Copy all entries without alteration and skip the pictures they hold.
====== DATASET ======
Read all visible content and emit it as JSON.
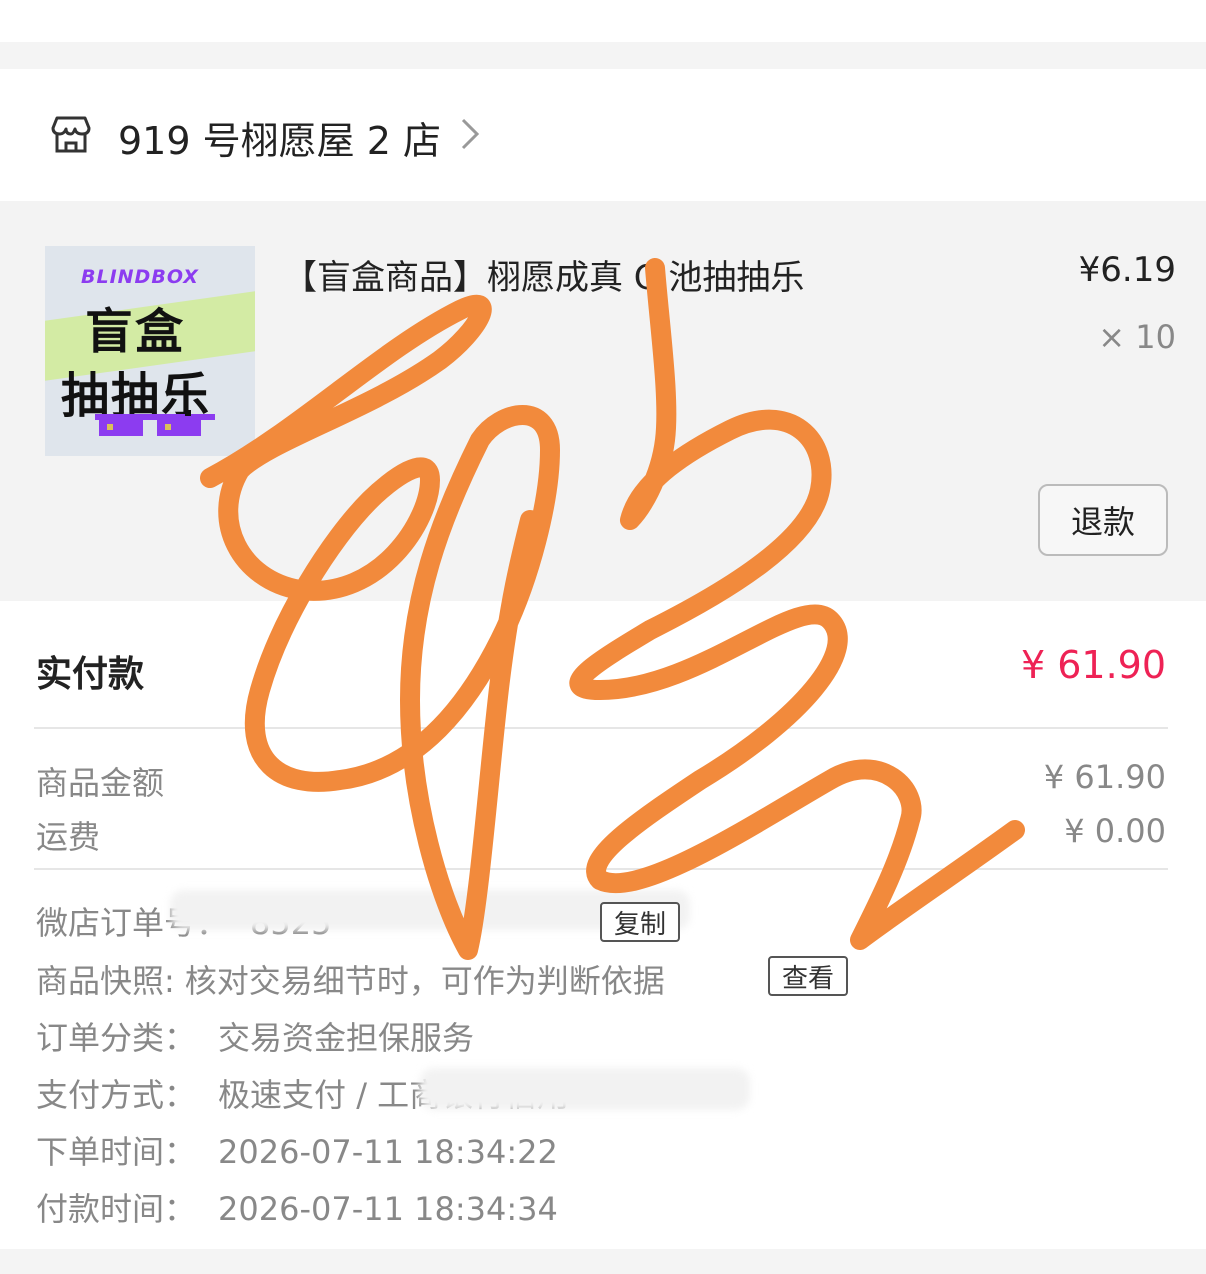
{
  "shop": {
    "name": "919 号栩愿屋 2 店"
  },
  "product": {
    "thumb_tag": "BLINDBOX",
    "thumb_line1": "盲盒",
    "thumb_line2": "抽抽乐",
    "title": "【盲盒商品】栩愿成真 C 池抽抽乐",
    "price": "¥6.19",
    "quantity": "× 10",
    "refund_label": "退款"
  },
  "summary": {
    "paid_label": "实付款",
    "paid_value": "¥ 61.90",
    "goods_label": "商品金额",
    "goods_value": "¥ 61.90",
    "shipping_label": "运费",
    "shipping_value": "¥ 0.00"
  },
  "order_info": {
    "order_no_label": "微店订单号：",
    "order_no_value": "8525",
    "copy_label": "复制",
    "snapshot_label": "商品快照:",
    "snapshot_value": "核对交易细节时，可作为判断依据",
    "view_label": "查看",
    "category_label": "订单分类：",
    "category_value": "交易资金担保服务",
    "payment_label": "支付方式：",
    "payment_value": "极速支付 / 工商银行信用",
    "order_time_label": "下单时间：",
    "order_time_value": "2026-07-11 18:34:22",
    "pay_time_label": "付款时间：",
    "pay_time_value": "2026-07-11 18:34:34"
  },
  "colors": {
    "accent_red": "#ee2255",
    "doodle_orange": "#f28a3c",
    "thumb_purple": "#8c3cf0"
  }
}
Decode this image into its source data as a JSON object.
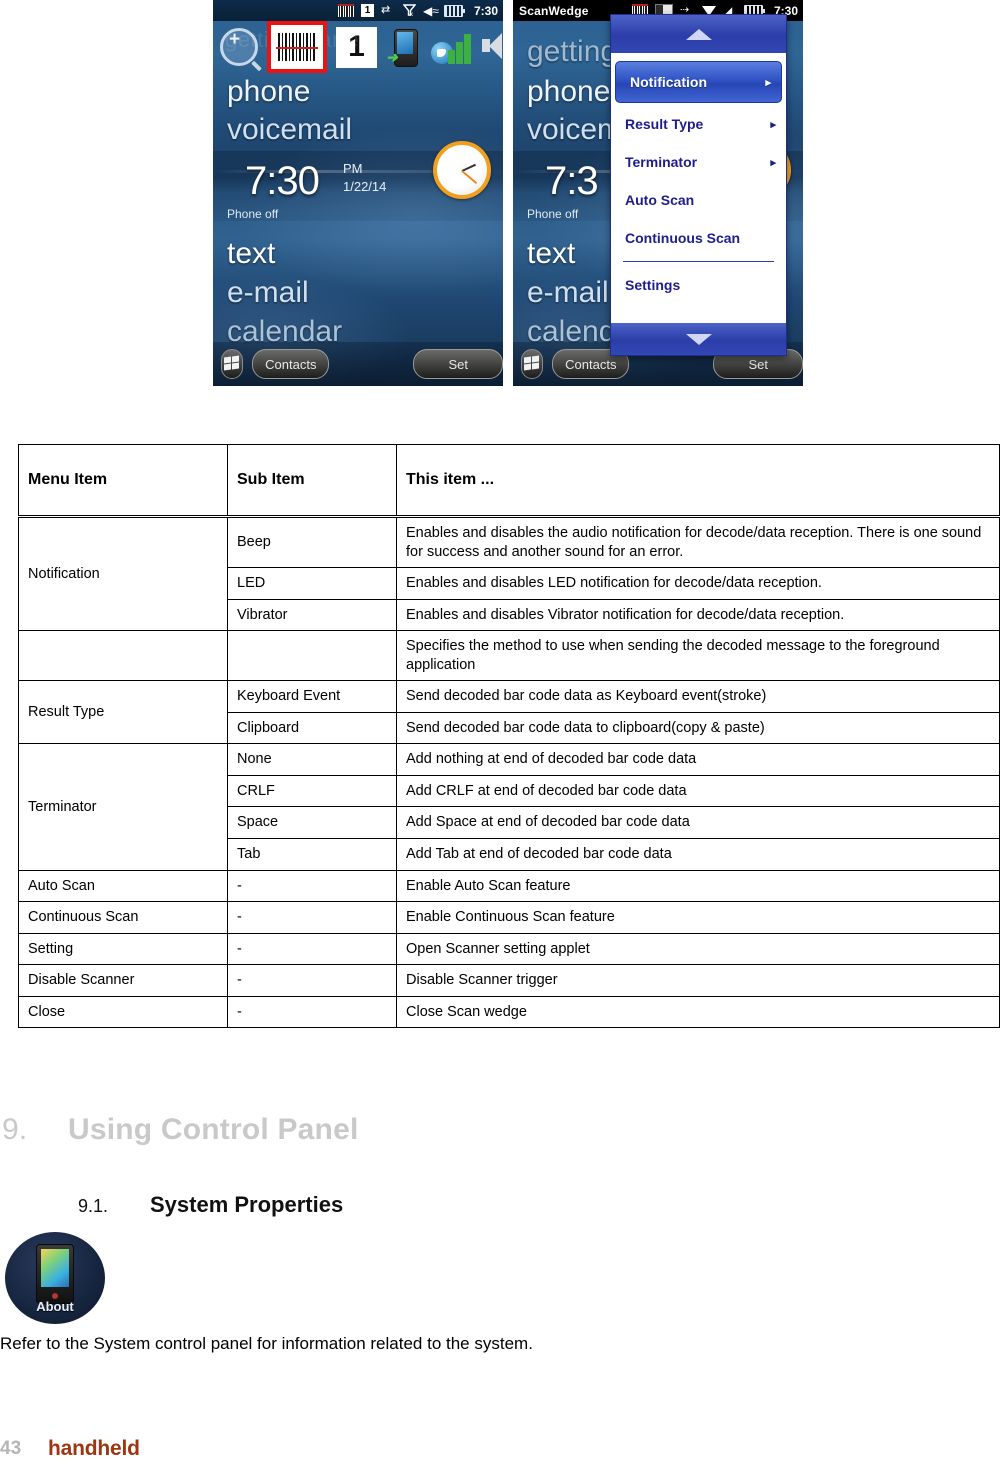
======
▶ _SOLUTION TO THE PROBLEM_
Read all visible content and emit it as JSON.
{
  "shop": {
    "name": "919 号栩愿屋 2 店"
  },
  "product": {
    "thumb_tag": "BLINDBOX",
    "thumb_line1": "盲盒",
    "thumb_line2": "抽抽乐",
    "title": "【盲盒商品】栩愿成真 C 池抽抽乐",
    "price": "¥6.19",
    "quantity": "× 10",
    "refund_label": "退款"
  },
  "summary": {
    "paid_label": "实付款",
    "paid_value": "¥ 61.90",
    "goods_label": "商品金额",
    "goods_value": "¥ 61.90",
    "shipping_label": "运费",
    "shipping_value": "¥ 0.00"
  },
  "order_info": {
    "order_no_label": "微店订单号：",
    "order_no_value": "8525",
    "copy_label": "复制",
    "snapshot_label": "商品快照:",
    "snapshot_value": "核对交易细节时，可作为判断依据",
    "view_label": "查看",
    "category_label": "订单分类：",
    "category_value": "交易资金担保服务",
    "payment_label": "支付方式：",
    "payment_value": "极速支付 / 工商银行信用",
    "order_time_label": "下单时间：",
    "order_time_value": "2026-07-11 18:34:22",
    "pay_time_label": "付款时间：",
    "pay_time_value": "2026-07-11 18:34:34"
  },
  "colors": {
    "accent_red": "#ee2255",
    "doodle_orange": "#f28a3c",
    "thumb_purple": "#8c3cf0"
  }
}
Decode this image into its source data as a JSON object.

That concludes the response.